Transcribe each of the following lines verbatim, without altering any character.

===============

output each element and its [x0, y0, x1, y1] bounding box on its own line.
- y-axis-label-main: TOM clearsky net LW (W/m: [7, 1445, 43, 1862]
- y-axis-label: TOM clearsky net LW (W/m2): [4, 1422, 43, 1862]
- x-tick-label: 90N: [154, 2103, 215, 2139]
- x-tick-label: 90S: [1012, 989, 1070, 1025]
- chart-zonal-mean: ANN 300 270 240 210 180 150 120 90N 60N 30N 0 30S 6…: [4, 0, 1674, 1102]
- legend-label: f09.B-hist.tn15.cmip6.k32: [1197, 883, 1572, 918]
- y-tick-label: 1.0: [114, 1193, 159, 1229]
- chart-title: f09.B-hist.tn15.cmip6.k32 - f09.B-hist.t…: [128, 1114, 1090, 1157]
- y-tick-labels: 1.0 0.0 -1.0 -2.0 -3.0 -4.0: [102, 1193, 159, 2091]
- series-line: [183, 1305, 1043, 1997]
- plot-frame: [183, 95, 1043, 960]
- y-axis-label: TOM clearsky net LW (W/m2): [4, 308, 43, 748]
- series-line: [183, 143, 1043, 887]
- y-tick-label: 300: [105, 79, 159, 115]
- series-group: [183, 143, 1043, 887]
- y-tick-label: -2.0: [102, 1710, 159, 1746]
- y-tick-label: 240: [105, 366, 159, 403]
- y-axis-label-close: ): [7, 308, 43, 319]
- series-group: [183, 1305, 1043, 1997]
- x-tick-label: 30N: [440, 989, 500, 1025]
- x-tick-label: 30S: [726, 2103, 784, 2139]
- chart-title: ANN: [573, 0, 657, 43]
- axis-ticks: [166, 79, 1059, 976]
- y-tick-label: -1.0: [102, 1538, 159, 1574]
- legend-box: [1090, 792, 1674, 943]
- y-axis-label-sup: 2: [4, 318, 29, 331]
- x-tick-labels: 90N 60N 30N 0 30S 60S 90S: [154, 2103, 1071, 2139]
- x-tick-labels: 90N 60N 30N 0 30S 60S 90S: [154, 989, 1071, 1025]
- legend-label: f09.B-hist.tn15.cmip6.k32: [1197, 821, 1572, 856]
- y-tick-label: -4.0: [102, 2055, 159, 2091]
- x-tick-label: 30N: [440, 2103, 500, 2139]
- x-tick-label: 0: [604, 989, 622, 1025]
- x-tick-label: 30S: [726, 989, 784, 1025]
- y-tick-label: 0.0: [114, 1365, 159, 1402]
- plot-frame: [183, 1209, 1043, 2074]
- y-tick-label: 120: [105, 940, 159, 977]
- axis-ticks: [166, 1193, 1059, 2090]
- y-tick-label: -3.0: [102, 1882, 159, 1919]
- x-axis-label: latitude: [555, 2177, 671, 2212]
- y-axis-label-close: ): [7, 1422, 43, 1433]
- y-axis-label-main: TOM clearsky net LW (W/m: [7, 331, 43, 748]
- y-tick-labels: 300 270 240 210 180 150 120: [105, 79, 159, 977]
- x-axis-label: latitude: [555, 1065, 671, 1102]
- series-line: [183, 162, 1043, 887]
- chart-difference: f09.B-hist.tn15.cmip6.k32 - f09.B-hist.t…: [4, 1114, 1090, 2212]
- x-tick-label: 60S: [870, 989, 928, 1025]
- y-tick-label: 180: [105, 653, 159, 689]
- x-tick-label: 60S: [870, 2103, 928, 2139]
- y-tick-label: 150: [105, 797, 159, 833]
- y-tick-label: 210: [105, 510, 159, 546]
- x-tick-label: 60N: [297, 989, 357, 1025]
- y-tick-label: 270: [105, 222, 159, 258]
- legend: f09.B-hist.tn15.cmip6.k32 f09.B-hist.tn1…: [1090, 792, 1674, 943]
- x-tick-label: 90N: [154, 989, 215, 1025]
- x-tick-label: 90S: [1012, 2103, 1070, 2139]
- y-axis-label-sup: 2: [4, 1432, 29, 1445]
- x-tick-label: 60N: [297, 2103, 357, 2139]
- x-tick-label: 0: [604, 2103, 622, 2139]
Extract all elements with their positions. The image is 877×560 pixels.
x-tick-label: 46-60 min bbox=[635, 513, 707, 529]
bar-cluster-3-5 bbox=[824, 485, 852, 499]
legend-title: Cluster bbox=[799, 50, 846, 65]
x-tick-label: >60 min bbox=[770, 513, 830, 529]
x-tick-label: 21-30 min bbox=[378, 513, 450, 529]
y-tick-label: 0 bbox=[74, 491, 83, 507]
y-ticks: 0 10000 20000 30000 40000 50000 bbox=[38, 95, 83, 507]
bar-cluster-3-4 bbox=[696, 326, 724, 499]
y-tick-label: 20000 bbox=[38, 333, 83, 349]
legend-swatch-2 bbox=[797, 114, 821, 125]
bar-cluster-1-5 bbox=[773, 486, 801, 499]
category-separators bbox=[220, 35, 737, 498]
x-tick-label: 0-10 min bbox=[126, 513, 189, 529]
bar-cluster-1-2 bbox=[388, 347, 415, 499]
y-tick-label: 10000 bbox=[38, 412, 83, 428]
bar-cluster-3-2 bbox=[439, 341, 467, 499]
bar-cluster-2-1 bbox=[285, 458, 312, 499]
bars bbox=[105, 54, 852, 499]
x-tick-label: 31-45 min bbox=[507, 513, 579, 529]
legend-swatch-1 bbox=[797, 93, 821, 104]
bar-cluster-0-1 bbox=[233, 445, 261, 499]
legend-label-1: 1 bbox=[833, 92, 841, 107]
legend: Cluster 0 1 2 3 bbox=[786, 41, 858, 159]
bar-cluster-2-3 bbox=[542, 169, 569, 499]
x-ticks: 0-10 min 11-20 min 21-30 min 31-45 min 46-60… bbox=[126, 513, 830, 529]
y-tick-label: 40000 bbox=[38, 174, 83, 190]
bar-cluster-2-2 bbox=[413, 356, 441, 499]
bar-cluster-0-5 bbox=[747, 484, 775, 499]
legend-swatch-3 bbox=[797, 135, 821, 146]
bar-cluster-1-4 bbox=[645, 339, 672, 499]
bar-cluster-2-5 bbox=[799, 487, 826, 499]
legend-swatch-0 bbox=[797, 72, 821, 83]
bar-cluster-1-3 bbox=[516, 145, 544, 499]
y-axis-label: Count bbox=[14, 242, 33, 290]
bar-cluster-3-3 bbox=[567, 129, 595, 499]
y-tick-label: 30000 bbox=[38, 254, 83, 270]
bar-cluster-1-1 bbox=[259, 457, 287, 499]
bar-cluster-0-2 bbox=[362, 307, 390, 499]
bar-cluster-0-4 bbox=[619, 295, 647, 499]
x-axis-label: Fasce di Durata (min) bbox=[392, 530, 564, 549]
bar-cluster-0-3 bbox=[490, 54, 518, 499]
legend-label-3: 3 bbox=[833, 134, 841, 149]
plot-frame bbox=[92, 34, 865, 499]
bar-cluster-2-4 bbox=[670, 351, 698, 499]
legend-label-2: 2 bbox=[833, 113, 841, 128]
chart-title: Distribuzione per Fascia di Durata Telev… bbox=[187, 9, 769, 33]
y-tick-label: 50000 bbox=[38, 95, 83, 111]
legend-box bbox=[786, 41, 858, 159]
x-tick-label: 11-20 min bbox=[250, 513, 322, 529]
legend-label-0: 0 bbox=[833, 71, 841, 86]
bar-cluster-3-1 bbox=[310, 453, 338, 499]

===============

**Full answer**
output each element and its [x0, y0, x1, y1] bounding box on its own line.
- y-axis-label-main: TOM clearsky net LW (W/m: [7, 1445, 43, 1862]
- y-axis-label: TOM clearsky net LW (W/m2): [4, 1422, 43, 1862]
- x-tick-label: 90N: [154, 2103, 215, 2139]
- x-tick-label: 90S: [1012, 989, 1070, 1025]
- chart-zonal-mean: ANN 300 270 240 210 180 150 120 90N 60N 30N 0 30S 6…: [4, 0, 1674, 1102]
- legend-label: f09.B-hist.tn15.cmip6.k32: [1197, 883, 1572, 918]
- y-tick-label: 1.0: [114, 1193, 159, 1229]
- chart-title: f09.B-hist.tn15.cmip6.k32 - f09.B-hist.t…: [128, 1114, 1090, 1157]
- y-tick-labels: 1.0 0.0 -1.0 -2.0 -3.0 -4.0: [102, 1193, 159, 2091]
- series-line: [183, 1305, 1043, 1997]
- plot-frame: [183, 95, 1043, 960]
- y-axis-label: TOM clearsky net LW (W/m2): [4, 308, 43, 748]
- series-line: [183, 143, 1043, 887]
- y-tick-label: 300: [105, 79, 159, 115]
- series-group: [183, 143, 1043, 887]
- y-tick-label: -2.0: [102, 1710, 159, 1746]
- y-tick-label: 240: [105, 366, 159, 403]
- y-axis-label-close: ): [7, 308, 43, 319]
- series-group: [183, 1305, 1043, 1997]
- x-tick-label: 30N: [440, 989, 500, 1025]
- x-tick-label: 30S: [726, 2103, 784, 2139]
- chart-title: ANN: [573, 0, 657, 43]
- axis-ticks: [166, 79, 1059, 976]
- y-tick-label: -1.0: [102, 1538, 159, 1574]
- legend-box: [1090, 792, 1674, 943]
- y-axis-label-sup: 2: [4, 318, 29, 331]
- x-tick-labels: 90N 60N 30N 0 30S 60S 90S: [154, 2103, 1071, 2139]
- x-tick-labels: 90N 60N 30N 0 30S 60S 90S: [154, 989, 1071, 1025]
- legend-label: f09.B-hist.tn15.cmip6.k32: [1197, 821, 1572, 856]
- y-tick-label: -4.0: [102, 2055, 159, 2091]
- x-tick-label: 30N: [440, 2103, 500, 2139]
- x-tick-label: 0: [604, 989, 622, 1025]
- x-tick-label: 30S: [726, 989, 784, 1025]
- y-tick-label: 0.0: [114, 1365, 159, 1402]
- plot-frame: [183, 1209, 1043, 2074]
- y-tick-label: 120: [105, 940, 159, 977]
- axis-ticks: [166, 1193, 1059, 2090]
- y-tick-label: -3.0: [102, 1882, 159, 1919]
- x-axis-label: latitude: [555, 2177, 671, 2212]
- y-axis-label-close: ): [7, 1422, 43, 1433]
- y-axis-label-main: TOM clearsky net LW (W/m: [7, 331, 43, 748]
- y-tick-labels: 300 270 240 210 180 150 120: [105, 79, 159, 977]
- x-axis-label: latitude: [555, 1065, 671, 1102]
- series-line: [183, 162, 1043, 887]
- chart-difference: f09.B-hist.tn15.cmip6.k32 - f09.B-hist.t…: [4, 1114, 1090, 2212]
- x-tick-label: 60S: [870, 989, 928, 1025]
- y-tick-label: 180: [105, 653, 159, 689]
- x-tick-label: 60S: [870, 2103, 928, 2139]
- y-tick-label: 150: [105, 797, 159, 833]
- y-tick-label: 210: [105, 510, 159, 546]
- x-tick-label: 60N: [297, 989, 357, 1025]
- y-tick-label: 270: [105, 222, 159, 258]
- legend: f09.B-hist.tn15.cmip6.k32 f09.B-hist.tn1…: [1090, 792, 1674, 943]
- x-tick-label: 90N: [154, 989, 215, 1025]
- x-tick-label: 90S: [1012, 2103, 1070, 2139]
- y-axis-label-sup: 2: [4, 1432, 29, 1445]
- x-tick-label: 60N: [297, 2103, 357, 2139]
- x-tick-label: 0: [604, 2103, 622, 2139]
Extract all elements with their positions. The image is 877×560 pixels.
x-tick-label: 46-60 min bbox=[635, 513, 707, 529]
bar-cluster-3-5 bbox=[824, 485, 852, 499]
legend-title: Cluster bbox=[799, 50, 846, 65]
x-tick-label: >60 min bbox=[770, 513, 830, 529]
x-tick-label: 21-30 min bbox=[378, 513, 450, 529]
y-tick-label: 0 bbox=[74, 491, 83, 507]
y-ticks: 0 10000 20000 30000 40000 50000 bbox=[38, 95, 83, 507]
bar-cluster-3-4 bbox=[696, 326, 724, 499]
y-tick-label: 20000 bbox=[38, 333, 83, 349]
legend-swatch-2 bbox=[797, 114, 821, 125]
bar-cluster-1-5 bbox=[773, 486, 801, 499]
category-separators bbox=[220, 35, 737, 498]
x-tick-label: 0-10 min bbox=[126, 513, 189, 529]
bar-cluster-1-2 bbox=[388, 347, 415, 499]
y-tick-label: 10000 bbox=[38, 412, 83, 428]
bar-cluster-3-2 bbox=[439, 341, 467, 499]
bar-cluster-2-1 bbox=[285, 458, 312, 499]
bars bbox=[105, 54, 852, 499]
x-tick-label: 31-45 min bbox=[507, 513, 579, 529]
legend-swatch-1 bbox=[797, 93, 821, 104]
bar-cluster-0-1 bbox=[233, 445, 261, 499]
legend-label-1: 1 bbox=[833, 92, 841, 107]
legend: Cluster 0 1 2 3 bbox=[786, 41, 858, 159]
bar-cluster-2-3 bbox=[542, 169, 569, 499]
x-ticks: 0-10 min 11-20 min 21-30 min 31-45 min 46-60… bbox=[126, 513, 830, 529]
y-tick-label: 40000 bbox=[38, 174, 83, 190]
bar-cluster-2-2 bbox=[413, 356, 441, 499]
bar-cluster-0-5 bbox=[747, 484, 775, 499]
legend-swatch-3 bbox=[797, 135, 821, 146]
bar-cluster-1-4 bbox=[645, 339, 672, 499]
bar-cluster-2-5 bbox=[799, 487, 826, 499]
legend-swatch-0 bbox=[797, 72, 821, 83]
bar-cluster-1-3 bbox=[516, 145, 544, 499]
y-axis-label: Count bbox=[14, 242, 33, 290]
bar-cluster-3-3 bbox=[567, 129, 595, 499]
y-tick-label: 30000 bbox=[38, 254, 83, 270]
bar-cluster-1-1 bbox=[259, 457, 287, 499]
bar-cluster-0-2 bbox=[362, 307, 390, 499]
bar-cluster-0-4 bbox=[619, 295, 647, 499]
x-axis-label: Fasce di Durata (min) bbox=[392, 530, 564, 549]
bar-cluster-0-3 bbox=[490, 54, 518, 499]
legend-label-3: 3 bbox=[833, 134, 841, 149]
plot-frame bbox=[92, 34, 865, 499]
bar-cluster-2-4 bbox=[670, 351, 698, 499]
legend-label-2: 2 bbox=[833, 113, 841, 128]
chart-title: Distribuzione per Fascia di Durata Telev… bbox=[187, 9, 769, 33]
y-tick-label: 50000 bbox=[38, 95, 83, 111]
legend-box bbox=[786, 41, 858, 159]
x-tick-label: 11-20 min bbox=[250, 513, 322, 529]
legend-label-0: 0 bbox=[833, 71, 841, 86]
bar-cluster-3-1 bbox=[310, 453, 338, 499]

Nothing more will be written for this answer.